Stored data
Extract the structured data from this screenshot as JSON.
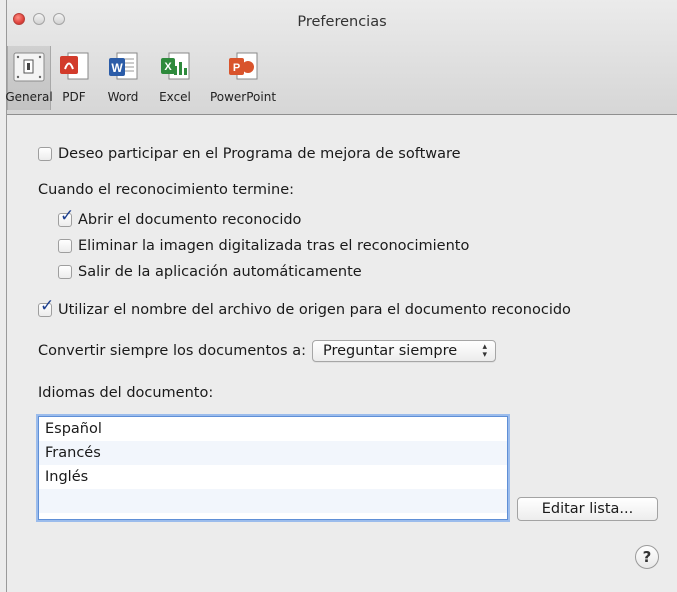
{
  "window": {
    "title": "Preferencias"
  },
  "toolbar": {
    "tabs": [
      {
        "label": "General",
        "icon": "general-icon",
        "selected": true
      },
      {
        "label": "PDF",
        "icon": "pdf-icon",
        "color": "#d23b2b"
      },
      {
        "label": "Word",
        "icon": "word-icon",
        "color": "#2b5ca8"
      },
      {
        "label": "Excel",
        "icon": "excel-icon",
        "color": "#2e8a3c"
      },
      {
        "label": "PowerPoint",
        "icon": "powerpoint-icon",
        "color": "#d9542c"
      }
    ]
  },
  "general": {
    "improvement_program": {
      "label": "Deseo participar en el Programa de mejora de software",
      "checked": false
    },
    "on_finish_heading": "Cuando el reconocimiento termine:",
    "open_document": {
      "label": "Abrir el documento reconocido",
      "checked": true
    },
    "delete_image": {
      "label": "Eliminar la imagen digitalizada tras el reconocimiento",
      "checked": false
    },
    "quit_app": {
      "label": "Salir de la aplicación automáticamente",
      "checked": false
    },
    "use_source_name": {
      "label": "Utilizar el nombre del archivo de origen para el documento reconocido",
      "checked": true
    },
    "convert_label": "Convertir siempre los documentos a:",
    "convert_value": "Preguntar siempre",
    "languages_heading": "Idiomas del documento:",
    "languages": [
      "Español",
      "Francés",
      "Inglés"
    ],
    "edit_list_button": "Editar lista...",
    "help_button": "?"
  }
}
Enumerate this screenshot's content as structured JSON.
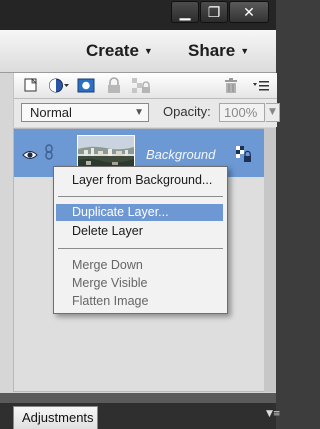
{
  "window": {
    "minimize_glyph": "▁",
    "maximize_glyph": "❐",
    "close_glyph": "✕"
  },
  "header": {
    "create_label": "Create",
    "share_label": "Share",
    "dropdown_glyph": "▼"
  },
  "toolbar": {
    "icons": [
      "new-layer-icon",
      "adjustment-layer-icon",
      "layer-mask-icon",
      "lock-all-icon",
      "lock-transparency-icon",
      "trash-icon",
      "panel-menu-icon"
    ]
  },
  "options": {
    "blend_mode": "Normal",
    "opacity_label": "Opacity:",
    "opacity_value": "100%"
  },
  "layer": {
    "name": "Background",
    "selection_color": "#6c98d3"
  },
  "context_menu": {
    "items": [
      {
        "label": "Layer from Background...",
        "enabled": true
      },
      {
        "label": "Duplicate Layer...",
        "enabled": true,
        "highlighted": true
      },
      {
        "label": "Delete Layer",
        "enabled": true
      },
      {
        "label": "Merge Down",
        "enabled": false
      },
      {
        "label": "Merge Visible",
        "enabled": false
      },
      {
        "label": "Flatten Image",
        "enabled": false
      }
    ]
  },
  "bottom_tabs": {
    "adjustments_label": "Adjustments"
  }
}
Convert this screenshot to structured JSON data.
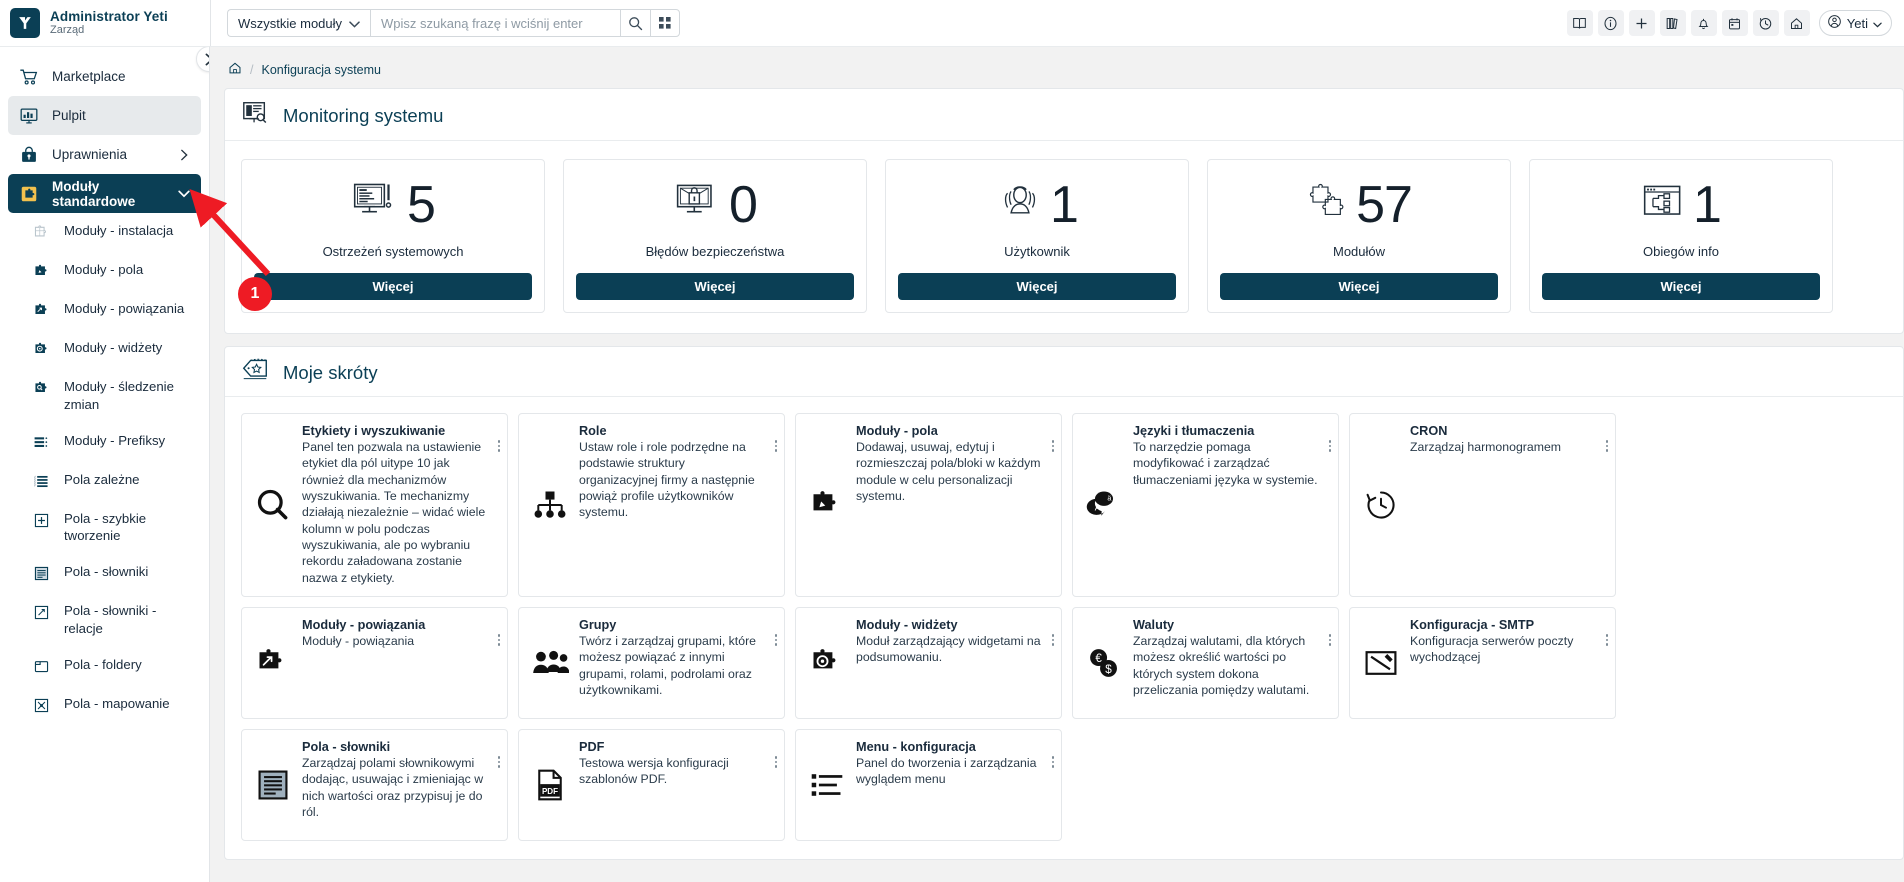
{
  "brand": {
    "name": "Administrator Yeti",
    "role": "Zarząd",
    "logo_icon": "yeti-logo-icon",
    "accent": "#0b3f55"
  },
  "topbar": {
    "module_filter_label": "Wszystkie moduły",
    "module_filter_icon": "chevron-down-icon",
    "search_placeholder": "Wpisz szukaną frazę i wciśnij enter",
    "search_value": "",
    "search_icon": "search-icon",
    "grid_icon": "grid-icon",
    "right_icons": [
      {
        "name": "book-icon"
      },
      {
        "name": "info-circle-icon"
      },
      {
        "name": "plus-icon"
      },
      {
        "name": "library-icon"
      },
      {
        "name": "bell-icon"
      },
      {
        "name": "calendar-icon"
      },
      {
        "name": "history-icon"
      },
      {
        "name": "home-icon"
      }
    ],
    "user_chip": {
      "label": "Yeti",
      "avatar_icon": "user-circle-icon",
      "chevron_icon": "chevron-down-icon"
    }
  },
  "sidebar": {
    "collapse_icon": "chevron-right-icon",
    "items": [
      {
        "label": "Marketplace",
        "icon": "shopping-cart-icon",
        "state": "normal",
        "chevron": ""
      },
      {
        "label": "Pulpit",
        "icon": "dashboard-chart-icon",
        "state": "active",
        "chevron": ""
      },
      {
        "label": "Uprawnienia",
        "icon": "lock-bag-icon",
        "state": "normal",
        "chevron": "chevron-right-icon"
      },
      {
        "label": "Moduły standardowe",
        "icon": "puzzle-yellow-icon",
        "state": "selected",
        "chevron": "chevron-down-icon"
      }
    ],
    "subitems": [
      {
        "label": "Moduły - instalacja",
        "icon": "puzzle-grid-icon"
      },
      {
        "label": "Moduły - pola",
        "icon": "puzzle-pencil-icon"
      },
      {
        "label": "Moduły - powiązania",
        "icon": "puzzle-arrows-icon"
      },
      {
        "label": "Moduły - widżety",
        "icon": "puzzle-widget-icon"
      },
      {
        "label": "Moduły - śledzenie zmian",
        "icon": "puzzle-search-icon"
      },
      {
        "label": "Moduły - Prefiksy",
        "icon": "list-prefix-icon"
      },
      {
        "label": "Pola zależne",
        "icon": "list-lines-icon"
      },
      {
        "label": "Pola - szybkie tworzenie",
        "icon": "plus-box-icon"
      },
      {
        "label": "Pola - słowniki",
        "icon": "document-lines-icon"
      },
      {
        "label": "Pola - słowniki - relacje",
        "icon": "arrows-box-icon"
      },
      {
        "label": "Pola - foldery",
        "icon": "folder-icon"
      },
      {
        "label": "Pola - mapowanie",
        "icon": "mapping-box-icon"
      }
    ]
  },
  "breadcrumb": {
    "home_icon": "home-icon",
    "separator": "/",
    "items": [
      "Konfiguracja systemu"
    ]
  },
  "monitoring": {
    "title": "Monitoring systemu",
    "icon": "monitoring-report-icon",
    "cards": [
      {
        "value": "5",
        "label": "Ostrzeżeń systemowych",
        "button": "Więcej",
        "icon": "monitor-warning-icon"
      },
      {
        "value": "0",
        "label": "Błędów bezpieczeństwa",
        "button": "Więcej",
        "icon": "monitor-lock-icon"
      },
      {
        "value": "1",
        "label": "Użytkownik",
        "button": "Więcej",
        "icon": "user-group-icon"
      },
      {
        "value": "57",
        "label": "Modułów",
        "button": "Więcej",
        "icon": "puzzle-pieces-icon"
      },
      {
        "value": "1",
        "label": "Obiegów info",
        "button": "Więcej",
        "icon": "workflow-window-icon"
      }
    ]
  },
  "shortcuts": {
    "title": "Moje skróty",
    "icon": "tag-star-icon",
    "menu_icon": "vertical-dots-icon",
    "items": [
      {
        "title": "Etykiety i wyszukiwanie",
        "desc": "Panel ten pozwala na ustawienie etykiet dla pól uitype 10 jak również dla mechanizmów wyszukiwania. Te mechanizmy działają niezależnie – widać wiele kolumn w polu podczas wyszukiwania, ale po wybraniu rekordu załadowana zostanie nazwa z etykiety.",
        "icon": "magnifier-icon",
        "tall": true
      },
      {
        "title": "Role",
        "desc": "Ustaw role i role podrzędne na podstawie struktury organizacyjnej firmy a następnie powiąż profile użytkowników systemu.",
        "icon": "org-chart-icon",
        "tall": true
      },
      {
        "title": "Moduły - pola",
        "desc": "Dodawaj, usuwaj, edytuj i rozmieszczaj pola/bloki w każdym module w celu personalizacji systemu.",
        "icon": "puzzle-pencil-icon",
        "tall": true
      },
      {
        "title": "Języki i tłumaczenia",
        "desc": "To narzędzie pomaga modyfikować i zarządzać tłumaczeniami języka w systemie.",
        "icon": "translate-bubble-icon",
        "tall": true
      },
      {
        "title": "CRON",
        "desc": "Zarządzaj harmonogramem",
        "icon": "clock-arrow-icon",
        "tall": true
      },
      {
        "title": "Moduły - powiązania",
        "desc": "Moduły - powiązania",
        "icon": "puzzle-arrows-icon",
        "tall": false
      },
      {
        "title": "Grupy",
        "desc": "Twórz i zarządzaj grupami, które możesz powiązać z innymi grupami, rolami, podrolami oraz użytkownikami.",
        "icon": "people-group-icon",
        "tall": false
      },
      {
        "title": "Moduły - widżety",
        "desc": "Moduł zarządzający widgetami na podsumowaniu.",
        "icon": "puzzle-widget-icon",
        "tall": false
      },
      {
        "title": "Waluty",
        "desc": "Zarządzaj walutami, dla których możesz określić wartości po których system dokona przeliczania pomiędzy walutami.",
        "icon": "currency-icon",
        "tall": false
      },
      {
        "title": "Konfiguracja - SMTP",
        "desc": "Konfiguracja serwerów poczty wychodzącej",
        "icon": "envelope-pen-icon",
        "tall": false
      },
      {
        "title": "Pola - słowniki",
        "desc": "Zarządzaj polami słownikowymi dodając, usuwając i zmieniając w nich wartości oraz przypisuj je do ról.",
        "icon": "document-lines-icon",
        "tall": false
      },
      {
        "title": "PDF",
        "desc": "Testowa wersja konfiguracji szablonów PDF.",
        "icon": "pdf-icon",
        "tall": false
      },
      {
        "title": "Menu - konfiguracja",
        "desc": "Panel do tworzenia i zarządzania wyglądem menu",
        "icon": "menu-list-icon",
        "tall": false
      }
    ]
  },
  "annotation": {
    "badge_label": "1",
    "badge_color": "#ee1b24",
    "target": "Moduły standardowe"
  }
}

# DO THIS
Take every line from the records above that has the word "info" and copy it.

# TASK RESPONSE
        "name": "info-circle-icon"
        "label": "Obiegów info",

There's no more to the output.